_TASK DETAILS_
Copy the data that follows exactly. Include no pictures.

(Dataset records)

■ ■ ■ ■

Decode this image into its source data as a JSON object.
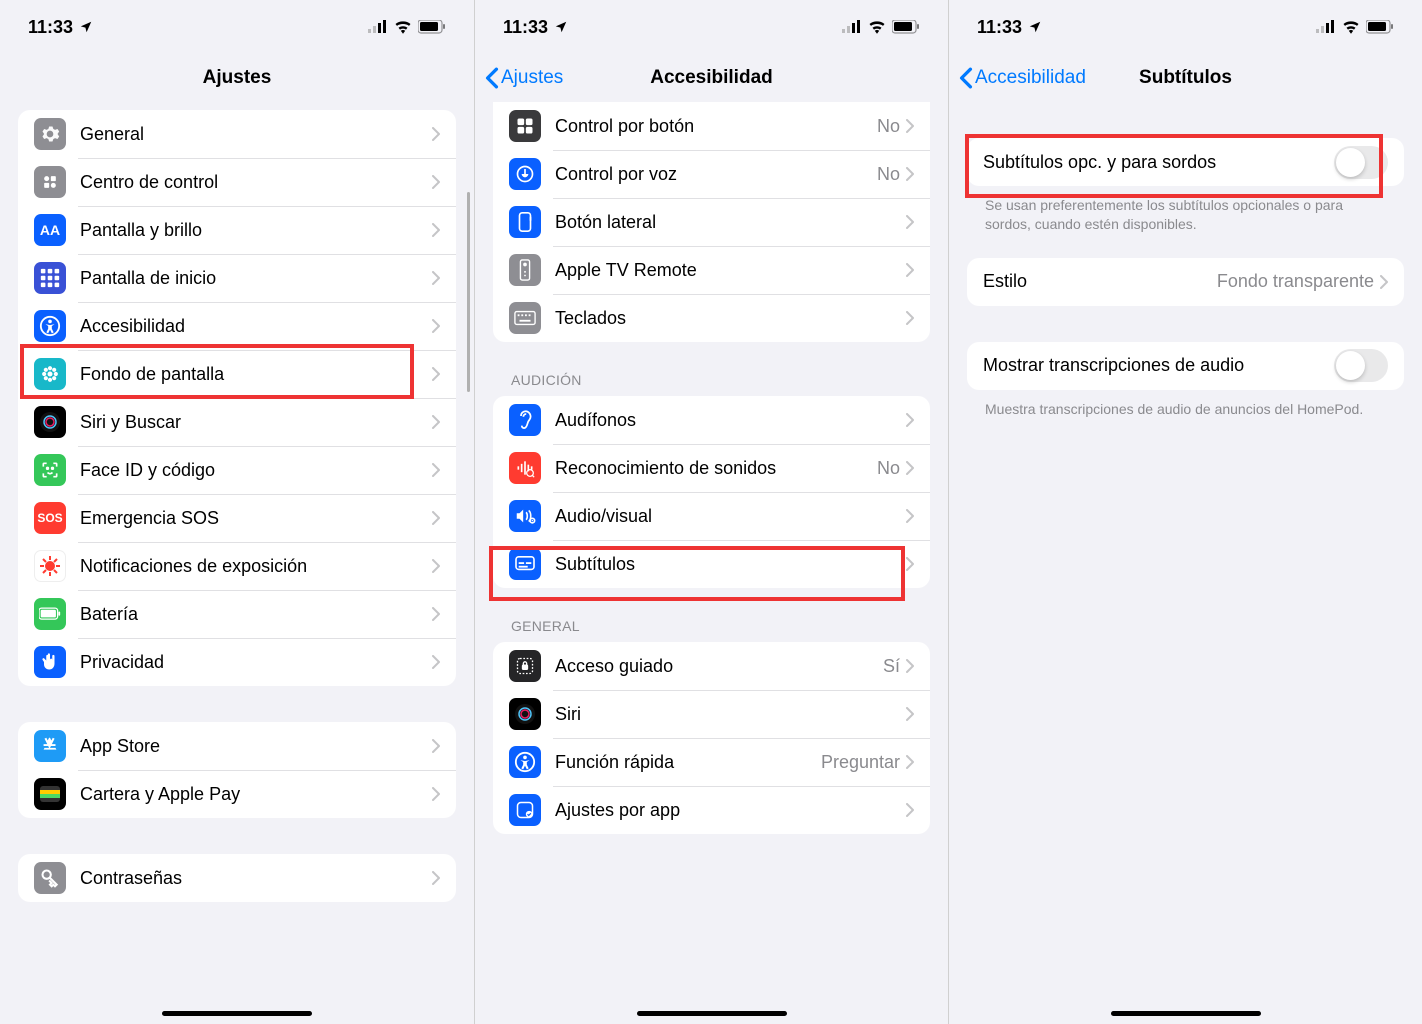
{
  "status": {
    "time": "11:33"
  },
  "screen1": {
    "title": "Ajustes",
    "groups": [
      [
        {
          "icon": "gear",
          "bg": "#8e8e93",
          "label": "General"
        },
        {
          "icon": "cc",
          "bg": "#8e8e93",
          "label": "Centro de control"
        },
        {
          "icon": "aa",
          "bg": "#0a60ff",
          "label": "Pantalla y brillo"
        },
        {
          "icon": "grid",
          "bg": "#3951d6",
          "label": "Pantalla de inicio"
        },
        {
          "icon": "access",
          "bg": "#0a60ff",
          "label": "Accesibilidad"
        },
        {
          "icon": "flower",
          "bg": "#18b8c9",
          "label": "Fondo de pantalla"
        },
        {
          "icon": "siri",
          "bg": "#000",
          "label": "Siri y Buscar"
        },
        {
          "icon": "face",
          "bg": "#34c759",
          "label": "Face ID y código"
        },
        {
          "icon": "sos",
          "bg": "#ff3b30",
          "label": "Emergencia SOS"
        },
        {
          "icon": "covid",
          "bg": "#fff",
          "label": "Notificaciones de exposición"
        },
        {
          "icon": "batt",
          "bg": "#34c759",
          "label": "Batería"
        },
        {
          "icon": "hand",
          "bg": "#0a60ff",
          "label": "Privacidad"
        }
      ],
      [
        {
          "icon": "appstore",
          "bg": "#1e9bf6",
          "label": "App Store"
        },
        {
          "icon": "wallet",
          "bg": "#000",
          "label": "Cartera y Apple Pay"
        }
      ],
      [
        {
          "icon": "key",
          "bg": "#8e8e93",
          "label": "Contraseñas"
        }
      ]
    ]
  },
  "screen2": {
    "back": "Ajustes",
    "title": "Accesibilidad",
    "g0": [
      {
        "icon": "switchctl",
        "bg": "#3a3a3c",
        "label": "Control por botón",
        "value": "No"
      },
      {
        "icon": "voice",
        "bg": "#0a60ff",
        "label": "Control por voz",
        "value": "No"
      },
      {
        "icon": "sidebtn",
        "bg": "#0a60ff",
        "label": "Botón lateral"
      },
      {
        "icon": "remote",
        "bg": "#8e8e93",
        "label": "Apple TV Remote"
      },
      {
        "icon": "kbd",
        "bg": "#8e8e93",
        "label": "Teclados"
      }
    ],
    "hdr1": "AUDICIÓN",
    "g1": [
      {
        "icon": "ear",
        "bg": "#0a60ff",
        "label": "Audífonos"
      },
      {
        "icon": "sound",
        "bg": "#ff3b30",
        "label": "Reconocimiento de sonidos",
        "value": "No"
      },
      {
        "icon": "av",
        "bg": "#0a60ff",
        "label": "Audio/visual"
      },
      {
        "icon": "cc2",
        "bg": "#0a60ff",
        "label": "Subtítulos"
      }
    ],
    "hdr2": "GENERAL",
    "g2": [
      {
        "icon": "lock",
        "bg": "#252527",
        "label": "Acceso guiado",
        "value": "Sí"
      },
      {
        "icon": "siri2",
        "bg": "#000",
        "label": "Siri"
      },
      {
        "icon": "shortcut",
        "bg": "#0a60ff",
        "label": "Función rápida",
        "value": "Preguntar"
      },
      {
        "icon": "perapp",
        "bg": "#0a60ff",
        "label": "Ajustes por app"
      }
    ]
  },
  "screen3": {
    "back": "Accesibilidad",
    "title": "Subtítulos",
    "row1": "Subtítulos opc. y para sordos",
    "foot1": "Se usan preferentemente los subtítulos opcionales o para sordos, cuando estén disponibles.",
    "row2_label": "Estilo",
    "row2_value": "Fondo transparente",
    "row3": "Mostrar transcripciones de audio",
    "foot3": "Muestra transcripciones de audio de anuncios del HomePod."
  }
}
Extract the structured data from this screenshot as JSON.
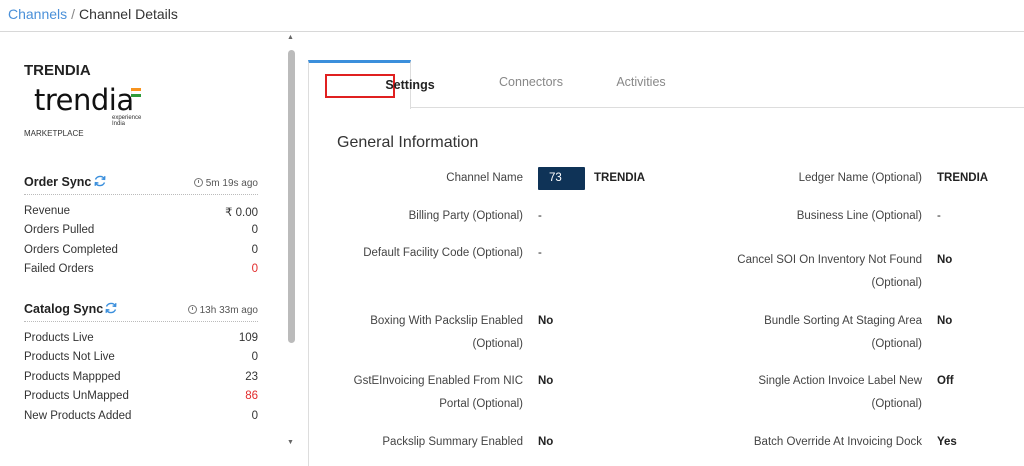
{
  "breadcrumb": {
    "link": "Channels",
    "separator": "/",
    "current": "Channel Details"
  },
  "channel": {
    "name": "TRENDIA",
    "logo_text": "trendia",
    "logo_tagline": "experience India",
    "type": "MARKETPLACE"
  },
  "order_sync": {
    "title": "Order Sync",
    "ago": "5m 19s ago",
    "rows": [
      {
        "label": "Revenue",
        "value": "₹ 0.00"
      },
      {
        "label": "Orders Pulled",
        "value": "0"
      },
      {
        "label": "Orders Completed",
        "value": "0"
      },
      {
        "label": "Failed Orders",
        "value": "0"
      }
    ]
  },
  "catalog_sync": {
    "title": "Catalog Sync",
    "ago": "13h 33m ago",
    "rows": [
      {
        "label": "Products Live",
        "value": "109"
      },
      {
        "label": "Products Not Live",
        "value": "0"
      },
      {
        "label": "Products Mappped",
        "value": "23"
      },
      {
        "label": "Products UnMapped",
        "value": "86"
      },
      {
        "label": "New Products Added",
        "value": "0"
      }
    ]
  },
  "tabs": [
    "Settings",
    "Connectors",
    "Activities"
  ],
  "general": {
    "title": "General Information",
    "channel_name_label": "Channel Name",
    "channel_code": "73",
    "channel_name_value": "TRENDIA",
    "ledger_label": "Ledger Name (Optional)",
    "ledger_value": "TRENDIA",
    "billing_label": "Billing Party (Optional)",
    "billing_value": "-",
    "business_label": "Business Line (Optional)",
    "business_value": "-",
    "facility_label": "Default Facility Code (Optional)",
    "facility_value": "-",
    "cancel_label_1": "Cancel SOI On Inventory Not Found",
    "cancel_label_2": "(Optional)",
    "cancel_value": "No",
    "boxing_label_1": "Boxing With Packslip Enabled",
    "boxing_label_2": "(Optional)",
    "boxing_value": "No",
    "bundle_label_1": "Bundle Sorting At Staging Area",
    "bundle_label_2": "(Optional)",
    "bundle_value": "No",
    "gst_label_1": "GstEInvoicing Enabled From NIC",
    "gst_label_2": "Portal (Optional)",
    "gst_value": "No",
    "single_label_1": "Single Action Invoice Label New",
    "single_label_2": "(Optional)",
    "single_value": "Off",
    "packslip_label": "Packslip Summary Enabled",
    "packslip_value": "No",
    "batch_label": "Batch Override At Invoicing Dock",
    "batch_value": "Yes"
  },
  "colors": {
    "accent": "#3b8fdc",
    "danger": "#e22b2b",
    "chip": "#0f3357",
    "highlight_box": "#e02020"
  }
}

■ ■ ■ ■

_ANSWER TO THE EXERCISE_
Decode this image into its source data as a JSON object.
{
  "status": {
    "time": "11:33"
  },
  "screen1": {
    "title": "Ajustes",
    "groups": [
      [
        {
          "icon": "gear",
          "bg": "#8e8e93",
          "label": "General"
        },
        {
          "icon": "cc",
          "bg": "#8e8e93",
          "label": "Centro de control"
        },
        {
          "icon": "aa",
          "bg": "#0a60ff",
          "label": "Pantalla y brillo"
        },
        {
          "icon": "grid",
          "bg": "#3951d6",
          "label": "Pantalla de inicio"
        },
        {
          "icon": "access",
          "bg": "#0a60ff",
          "label": "Accesibilidad"
        },
        {
          "icon": "flower",
          "bg": "#18b8c9",
          "label": "Fondo de pantalla"
        },
        {
          "icon": "siri",
          "bg": "#000",
          "label": "Siri y Buscar"
        },
        {
          "icon": "face",
          "bg": "#34c759",
          "label": "Face ID y código"
        },
        {
          "icon": "sos",
          "bg": "#ff3b30",
          "label": "Emergencia SOS"
        },
        {
          "icon": "covid",
          "bg": "#fff",
          "label": "Notificaciones de exposición"
        },
        {
          "icon": "batt",
          "bg": "#34c759",
          "label": "Batería"
        },
        {
          "icon": "hand",
          "bg": "#0a60ff",
          "label": "Privacidad"
        }
      ],
      [
        {
          "icon": "appstore",
          "bg": "#1e9bf6",
          "label": "App Store"
        },
        {
          "icon": "wallet",
          "bg": "#000",
          "label": "Cartera y Apple Pay"
        }
      ],
      [
        {
          "icon": "key",
          "bg": "#8e8e93",
          "label": "Contraseñas"
        }
      ]
    ]
  },
  "screen2": {
    "back": "Ajustes",
    "title": "Accesibilidad",
    "g0": [
      {
        "icon": "switchctl",
        "bg": "#3a3a3c",
        "label": "Control por botón",
        "value": "No"
      },
      {
        "icon": "voice",
        "bg": "#0a60ff",
        "label": "Control por voz",
        "value": "No"
      },
      {
        "icon": "sidebtn",
        "bg": "#0a60ff",
        "label": "Botón lateral"
      },
      {
        "icon": "remote",
        "bg": "#8e8e93",
        "label": "Apple TV Remote"
      },
      {
        "icon": "kbd",
        "bg": "#8e8e93",
        "label": "Teclados"
      }
    ],
    "hdr1": "AUDICIÓN",
    "g1": [
      {
        "icon": "ear",
        "bg": "#0a60ff",
        "label": "Audífonos"
      },
      {
        "icon": "sound",
        "bg": "#ff3b30",
        "label": "Reconocimiento de sonidos",
        "value": "No"
      },
      {
        "icon": "av",
        "bg": "#0a60ff",
        "label": "Audio/visual"
      },
      {
        "icon": "cc2",
        "bg": "#0a60ff",
        "label": "Subtítulos"
      }
    ],
    "hdr2": "GENERAL",
    "g2": [
      {
        "icon": "lock",
        "bg": "#252527",
        "label": "Acceso guiado",
        "value": "Sí"
      },
      {
        "icon": "siri2",
        "bg": "#000",
        "label": "Siri"
      },
      {
        "icon": "shortcut",
        "bg": "#0a60ff",
        "label": "Función rápida",
        "value": "Preguntar"
      },
      {
        "icon": "perapp",
        "bg": "#0a60ff",
        "label": "Ajustes por app"
      }
    ]
  },
  "screen3": {
    "back": "Accesibilidad",
    "title": "Subtítulos",
    "row1": "Subtítulos opc. y para sordos",
    "foot1": "Se usan preferentemente los subtítulos opcionales o para sordos, cuando estén disponibles.",
    "row2_label": "Estilo",
    "row2_value": "Fondo transparente",
    "row3": "Mostrar transcripciones de audio",
    "foot3": "Muestra transcripciones de audio de anuncios del HomePod."
  }
}
Extract the structured data from this screenshot as JSON.
{
  "breadcrumb": {
    "link": "Channels",
    "separator": "/",
    "current": "Channel Details"
  },
  "channel": {
    "name": "TRENDIA",
    "logo_text": "trendia",
    "logo_tagline": "experience India",
    "type": "MARKETPLACE"
  },
  "order_sync": {
    "title": "Order Sync",
    "ago": "5m 19s ago",
    "rows": [
      {
        "label": "Revenue",
        "value": "₹ 0.00"
      },
      {
        "label": "Orders Pulled",
        "value": "0"
      },
      {
        "label": "Orders Completed",
        "value": "0"
      },
      {
        "label": "Failed Orders",
        "value": "0"
      }
    ]
  },
  "catalog_sync": {
    "title": "Catalog Sync",
    "ago": "13h 33m ago",
    "rows": [
      {
        "label": "Products Live",
        "value": "109"
      },
      {
        "label": "Products Not Live",
        "value": "0"
      },
      {
        "label": "Products Mappped",
        "value": "23"
      },
      {
        "label": "Products UnMapped",
        "value": "86"
      },
      {
        "label": "New Products Added",
        "value": "0"
      }
    ]
  },
  "tabs": [
    "Settings",
    "Connectors",
    "Activities"
  ],
  "general": {
    "title": "General Information",
    "channel_name_label": "Channel Name",
    "channel_code": "73",
    "channel_name_value": "TRENDIA",
    "ledger_label": "Ledger Name (Optional)",
    "ledger_value": "TRENDIA",
    "billing_label": "Billing Party (Optional)",
    "billing_value": "-",
    "business_label": "Business Line (Optional)",
    "business_value": "-",
    "facility_label": "Default Facility Code (Optional)",
    "facility_value": "-",
    "cancel_label_1": "Cancel SOI On Inventory Not Found",
    "cancel_label_2": "(Optional)",
    "cancel_value": "No",
    "boxing_label_1": "Boxing With Packslip Enabled",
    "boxing_label_2": "(Optional)",
    "boxing_value": "No",
    "bundle_label_1": "Bundle Sorting At Staging Area",
    "bundle_label_2": "(Optional)",
    "bundle_value": "No",
    "gst_label_1": "GstEInvoicing Enabled From NIC",
    "gst_label_2": "Portal (Optional)",
    "gst_value": "No",
    "single_label_1": "Single Action Invoice Label New",
    "single_label_2": "(Optional)",
    "single_value": "Off",
    "packslip_label": "Packslip Summary Enabled",
    "packslip_value": "No",
    "batch_label": "Batch Override At Invoicing Dock",
    "batch_value": "Yes"
  },
  "colors": {
    "accent": "#3b8fdc",
    "danger": "#e22b2b",
    "chip": "#0f3357",
    "highlight_box": "#e02020"
  }
}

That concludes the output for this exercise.